Work to do: Provide the data again in its entirety, exactly as given.

● ● ● ● ● ● ●

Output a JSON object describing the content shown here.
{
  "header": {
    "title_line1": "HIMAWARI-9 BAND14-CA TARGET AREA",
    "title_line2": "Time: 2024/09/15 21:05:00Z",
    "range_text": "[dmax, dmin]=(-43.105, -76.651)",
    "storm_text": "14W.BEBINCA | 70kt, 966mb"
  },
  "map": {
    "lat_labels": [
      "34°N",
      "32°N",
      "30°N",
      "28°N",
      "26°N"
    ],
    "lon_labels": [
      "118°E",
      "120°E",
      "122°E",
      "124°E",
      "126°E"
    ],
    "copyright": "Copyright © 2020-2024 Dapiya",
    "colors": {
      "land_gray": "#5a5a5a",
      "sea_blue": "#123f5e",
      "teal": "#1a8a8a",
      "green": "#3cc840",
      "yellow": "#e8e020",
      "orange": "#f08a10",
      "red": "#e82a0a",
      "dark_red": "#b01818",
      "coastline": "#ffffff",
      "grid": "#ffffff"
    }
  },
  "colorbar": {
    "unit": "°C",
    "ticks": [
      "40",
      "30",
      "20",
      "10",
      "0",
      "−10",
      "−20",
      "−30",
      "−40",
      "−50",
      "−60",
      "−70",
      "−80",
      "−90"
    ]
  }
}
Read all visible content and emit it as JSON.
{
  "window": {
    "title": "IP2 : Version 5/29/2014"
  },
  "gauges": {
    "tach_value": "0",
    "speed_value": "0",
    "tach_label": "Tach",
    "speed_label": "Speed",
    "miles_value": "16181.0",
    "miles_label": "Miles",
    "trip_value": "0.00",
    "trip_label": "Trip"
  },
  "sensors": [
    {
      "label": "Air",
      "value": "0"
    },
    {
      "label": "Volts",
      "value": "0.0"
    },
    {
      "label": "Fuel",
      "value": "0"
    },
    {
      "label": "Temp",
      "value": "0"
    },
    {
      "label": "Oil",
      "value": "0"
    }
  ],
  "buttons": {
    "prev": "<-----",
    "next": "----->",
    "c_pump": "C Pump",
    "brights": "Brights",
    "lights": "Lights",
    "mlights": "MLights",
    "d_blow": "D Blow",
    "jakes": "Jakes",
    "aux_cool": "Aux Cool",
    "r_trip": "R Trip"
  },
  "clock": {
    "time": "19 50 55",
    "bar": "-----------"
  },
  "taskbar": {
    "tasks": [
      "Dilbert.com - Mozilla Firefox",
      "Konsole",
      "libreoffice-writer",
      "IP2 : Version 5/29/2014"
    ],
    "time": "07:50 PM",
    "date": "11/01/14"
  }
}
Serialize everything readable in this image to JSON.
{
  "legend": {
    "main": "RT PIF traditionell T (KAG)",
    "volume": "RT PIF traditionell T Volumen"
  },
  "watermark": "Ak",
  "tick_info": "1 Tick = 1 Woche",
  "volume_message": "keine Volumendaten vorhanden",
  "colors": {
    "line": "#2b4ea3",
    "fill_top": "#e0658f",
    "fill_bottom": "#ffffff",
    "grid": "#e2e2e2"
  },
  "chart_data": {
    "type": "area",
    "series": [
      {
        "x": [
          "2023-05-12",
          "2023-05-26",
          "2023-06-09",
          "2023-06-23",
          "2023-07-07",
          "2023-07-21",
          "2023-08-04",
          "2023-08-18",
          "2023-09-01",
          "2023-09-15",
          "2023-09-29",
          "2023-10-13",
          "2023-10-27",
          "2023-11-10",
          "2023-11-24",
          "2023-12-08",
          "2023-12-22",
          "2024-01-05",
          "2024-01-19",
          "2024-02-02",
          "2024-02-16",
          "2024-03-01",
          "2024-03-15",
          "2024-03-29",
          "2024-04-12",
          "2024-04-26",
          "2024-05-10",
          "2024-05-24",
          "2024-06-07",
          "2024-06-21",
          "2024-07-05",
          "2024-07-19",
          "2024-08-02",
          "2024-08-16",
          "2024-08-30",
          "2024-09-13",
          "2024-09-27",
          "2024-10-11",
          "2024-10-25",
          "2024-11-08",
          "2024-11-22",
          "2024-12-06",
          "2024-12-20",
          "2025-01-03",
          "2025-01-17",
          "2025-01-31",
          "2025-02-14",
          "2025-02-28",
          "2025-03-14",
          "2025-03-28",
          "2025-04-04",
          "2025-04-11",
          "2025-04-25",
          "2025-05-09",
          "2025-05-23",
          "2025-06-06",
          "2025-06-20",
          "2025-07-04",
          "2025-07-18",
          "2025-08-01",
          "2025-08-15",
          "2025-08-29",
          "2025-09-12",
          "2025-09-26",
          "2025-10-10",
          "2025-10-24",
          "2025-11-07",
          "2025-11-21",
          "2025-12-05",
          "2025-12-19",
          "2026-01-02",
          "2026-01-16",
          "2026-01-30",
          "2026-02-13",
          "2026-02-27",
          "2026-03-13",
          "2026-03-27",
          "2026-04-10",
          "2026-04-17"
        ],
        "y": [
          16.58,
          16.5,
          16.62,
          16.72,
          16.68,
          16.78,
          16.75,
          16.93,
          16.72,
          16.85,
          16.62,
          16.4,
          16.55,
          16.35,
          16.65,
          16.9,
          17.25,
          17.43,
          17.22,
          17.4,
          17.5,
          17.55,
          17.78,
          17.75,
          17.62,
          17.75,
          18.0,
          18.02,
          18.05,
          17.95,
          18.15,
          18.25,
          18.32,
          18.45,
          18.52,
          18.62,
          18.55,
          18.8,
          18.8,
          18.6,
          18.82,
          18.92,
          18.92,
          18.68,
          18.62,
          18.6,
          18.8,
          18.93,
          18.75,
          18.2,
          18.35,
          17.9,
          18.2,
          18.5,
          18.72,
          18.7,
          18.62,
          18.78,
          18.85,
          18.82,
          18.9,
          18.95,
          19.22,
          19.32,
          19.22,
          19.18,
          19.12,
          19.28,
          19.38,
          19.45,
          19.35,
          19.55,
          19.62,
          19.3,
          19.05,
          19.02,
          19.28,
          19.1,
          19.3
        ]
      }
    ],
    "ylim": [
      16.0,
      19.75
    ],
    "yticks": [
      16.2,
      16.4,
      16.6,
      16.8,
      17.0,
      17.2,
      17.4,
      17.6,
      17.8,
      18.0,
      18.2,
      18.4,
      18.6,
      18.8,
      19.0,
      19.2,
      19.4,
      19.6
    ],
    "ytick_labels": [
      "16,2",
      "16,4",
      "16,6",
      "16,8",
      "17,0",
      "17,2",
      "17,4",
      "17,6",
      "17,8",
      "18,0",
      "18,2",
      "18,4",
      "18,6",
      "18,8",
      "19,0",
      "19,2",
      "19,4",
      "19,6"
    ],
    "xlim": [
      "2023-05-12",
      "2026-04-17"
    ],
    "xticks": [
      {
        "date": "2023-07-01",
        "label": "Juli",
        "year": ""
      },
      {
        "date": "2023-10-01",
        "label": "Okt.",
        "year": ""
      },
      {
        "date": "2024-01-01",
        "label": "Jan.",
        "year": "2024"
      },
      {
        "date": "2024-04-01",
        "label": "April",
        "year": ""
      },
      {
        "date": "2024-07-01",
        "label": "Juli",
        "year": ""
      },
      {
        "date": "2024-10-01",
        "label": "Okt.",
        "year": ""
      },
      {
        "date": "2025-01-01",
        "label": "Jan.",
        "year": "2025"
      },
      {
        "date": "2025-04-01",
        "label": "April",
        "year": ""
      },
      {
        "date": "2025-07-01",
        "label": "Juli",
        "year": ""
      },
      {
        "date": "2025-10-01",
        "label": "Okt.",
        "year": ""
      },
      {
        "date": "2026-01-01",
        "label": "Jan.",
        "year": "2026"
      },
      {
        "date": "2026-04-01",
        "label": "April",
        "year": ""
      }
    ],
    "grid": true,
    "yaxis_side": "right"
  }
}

● ● ● ● ● ● ●

Worked solution:
Output a JSON object describing the content shown here.
{
  "header": {
    "title_line1": "HIMAWARI-9 BAND14-CA TARGET AREA",
    "title_line2": "Time: 2024/09/15 21:05:00Z",
    "range_text": "[dmax, dmin]=(-43.105, -76.651)",
    "storm_text": "14W.BEBINCA | 70kt, 966mb"
  },
  "map": {
    "lat_labels": [
      "34°N",
      "32°N",
      "30°N",
      "28°N",
      "26°N"
    ],
    "lon_labels": [
      "118°E",
      "120°E",
      "122°E",
      "124°E",
      "126°E"
    ],
    "copyright": "Copyright © 2020-2024 Dapiya",
    "colors": {
      "land_gray": "#5a5a5a",
      "sea_blue": "#123f5e",
      "teal": "#1a8a8a",
      "green": "#3cc840",
      "yellow": "#e8e020",
      "orange": "#f08a10",
      "red": "#e82a0a",
      "dark_red": "#b01818",
      "coastline": "#ffffff",
      "grid": "#ffffff"
    }
  },
  "colorbar": {
    "unit": "°C",
    "ticks": [
      "40",
      "30",
      "20",
      "10",
      "0",
      "−10",
      "−20",
      "−30",
      "−40",
      "−50",
      "−60",
      "−70",
      "−80",
      "−90"
    ]
  }
}
Read all visible content and emit it as JSON.
{
  "window": {
    "title": "IP2 : Version 5/29/2014"
  },
  "gauges": {
    "tach_value": "0",
    "speed_value": "0",
    "tach_label": "Tach",
    "speed_label": "Speed",
    "miles_value": "16181.0",
    "miles_label": "Miles",
    "trip_value": "0.00",
    "trip_label": "Trip"
  },
  "sensors": [
    {
      "label": "Air",
      "value": "0"
    },
    {
      "label": "Volts",
      "value": "0.0"
    },
    {
      "label": "Fuel",
      "value": "0"
    },
    {
      "label": "Temp",
      "value": "0"
    },
    {
      "label": "Oil",
      "value": "0"
    }
  ],
  "buttons": {
    "prev": "<-----",
    "next": "----->",
    "c_pump": "C Pump",
    "brights": "Brights",
    "lights": "Lights",
    "mlights": "MLights",
    "d_blow": "D Blow",
    "jakes": "Jakes",
    "aux_cool": "Aux Cool",
    "r_trip": "R Trip"
  },
  "clock": {
    "time": "19 50 55",
    "bar": "-----------"
  },
  "taskbar": {
    "tasks": [
      "Dilbert.com - Mozilla Firefox",
      "Konsole",
      "libreoffice-writer",
      "IP2 : Version 5/29/2014"
    ],
    "time": "07:50 PM",
    "date": "11/01/14"
  }
}
Serialize everything readable in this image to JSON.
{
  "legend": {
    "main": "RT PIF traditionell T (KAG)",
    "volume": "RT PIF traditionell T Volumen"
  },
  "watermark": "Ak",
  "tick_info": "1 Tick = 1 Woche",
  "volume_message": "keine Volumendaten vorhanden",
  "colors": {
    "line": "#2b4ea3",
    "fill_top": "#e0658f",
    "fill_bottom": "#ffffff",
    "grid": "#e2e2e2"
  },
  "chart_data": {
    "type": "area",
    "series": [
      {
        "x": [
          "2023-05-12",
          "2023-05-26",
          "2023-06-09",
          "2023-06-23",
          "2023-07-07",
          "2023-07-21",
          "2023-08-04",
          "2023-08-18",
          "2023-09-01",
          "2023-09-15",
          "2023-09-29",
          "2023-10-13",
          "2023-10-27",
          "2023-11-10",
          "2023-11-24",
          "2023-12-08",
          "2023-12-22",
          "2024-01-05",
          "2024-01-19",
          "2024-02-02",
          "2024-02-16",
          "2024-03-01",
          "2024-03-15",
          "2024-03-29",
          "2024-04-12",
          "2024-04-26",
          "2024-05-10",
          "2024-05-24",
          "2024-06-07",
          "2024-06-21",
          "2024-07-05",
          "2024-07-19",
          "2024-08-02",
          "2024-08-16",
          "2024-08-30",
          "2024-09-13",
          "2024-09-27",
          "2024-10-11",
          "2024-10-25",
          "2024-11-08",
          "2024-11-22",
          "2024-12-06",
          "2024-12-20",
          "2025-01-03",
          "2025-01-17",
          "2025-01-31",
          "2025-02-14",
          "2025-02-28",
          "2025-03-14",
          "2025-03-28",
          "2025-04-04",
          "2025-04-11",
          "2025-04-25",
          "2025-05-09",
          "2025-05-23",
          "2025-06-06",
          "2025-06-20",
          "2025-07-04",
          "2025-07-18",
          "2025-08-01",
          "2025-08-15",
          "2025-08-29",
          "2025-09-12",
          "2025-09-26",
          "2025-10-10",
          "2025-10-24",
          "2025-11-07",
          "2025-11-21",
          "2025-12-05",
          "2025-12-19",
          "2026-01-02",
          "2026-01-16",
          "2026-01-30",
          "2026-02-13",
          "2026-02-27",
          "2026-03-13",
          "2026-03-27",
          "2026-04-10",
          "2026-04-17"
        ],
        "y": [
          16.58,
          16.5,
          16.62,
          16.72,
          16.68,
          16.78,
          16.75,
          16.93,
          16.72,
          16.85,
          16.62,
          16.4,
          16.55,
          16.35,
          16.65,
          16.9,
          17.25,
          17.43,
          17.22,
          17.4,
          17.5,
          17.55,
          17.78,
          17.75,
          17.62,
          17.75,
          18.0,
          18.02,
          18.05,
          17.95,
          18.15,
          18.25,
          18.32,
          18.45,
          18.52,
          18.62,
          18.55,
          18.8,
          18.8,
          18.6,
          18.82,
          18.92,
          18.92,
          18.68,
          18.62,
          18.6,
          18.8,
          18.93,
          18.75,
          18.2,
          18.35,
          17.9,
          18.2,
          18.5,
          18.72,
          18.7,
          18.62,
          18.78,
          18.85,
          18.82,
          18.9,
          18.95,
          19.22,
          19.32,
          19.22,
          19.18,
          19.12,
          19.28,
          19.38,
          19.45,
          19.35,
          19.55,
          19.62,
          19.3,
          19.05,
          19.02,
          19.28,
          19.1,
          19.3
        ]
      }
    ],
    "ylim": [
      16.0,
      19.75
    ],
    "yticks": [
      16.2,
      16.4,
      16.6,
      16.8,
      17.0,
      17.2,
      17.4,
      17.6,
      17.8,
      18.0,
      18.2,
      18.4,
      18.6,
      18.8,
      19.0,
      19.2,
      19.4,
      19.6
    ],
    "ytick_labels": [
      "16,2",
      "16,4",
      "16,6",
      "16,8",
      "17,0",
      "17,2",
      "17,4",
      "17,6",
      "17,8",
      "18,0",
      "18,2",
      "18,4",
      "18,6",
      "18,8",
      "19,0",
      "19,2",
      "19,4",
      "19,6"
    ],
    "xlim": [
      "2023-05-12",
      "2026-04-17"
    ],
    "xticks": [
      {
        "date": "2023-07-01",
        "label": "Juli",
        "year": ""
      },
      {
        "date": "2023-10-01",
        "label": "Okt.",
        "year": ""
      },
      {
        "date": "2024-01-01",
        "label": "Jan.",
        "year": "2024"
      },
      {
        "date": "2024-04-01",
        "label": "April",
        "year": ""
      },
      {
        "date": "2024-07-01",
        "label": "Juli",
        "year": ""
      },
      {
        "date": "2024-10-01",
        "label": "Okt.",
        "year": ""
      },
      {
        "date": "2025-01-01",
        "label": "Jan.",
        "year": "2025"
      },
      {
        "date": "2025-04-01",
        "label": "April",
        "year": ""
      },
      {
        "date": "2025-07-01",
        "label": "Juli",
        "year": ""
      },
      {
        "date": "2025-10-01",
        "label": "Okt.",
        "year": ""
      },
      {
        "date": "2026-01-01",
        "label": "Jan.",
        "year": "2026"
      },
      {
        "date": "2026-04-01",
        "label": "April",
        "year": ""
      }
    ],
    "grid": true,
    "yaxis_side": "right"
  }
}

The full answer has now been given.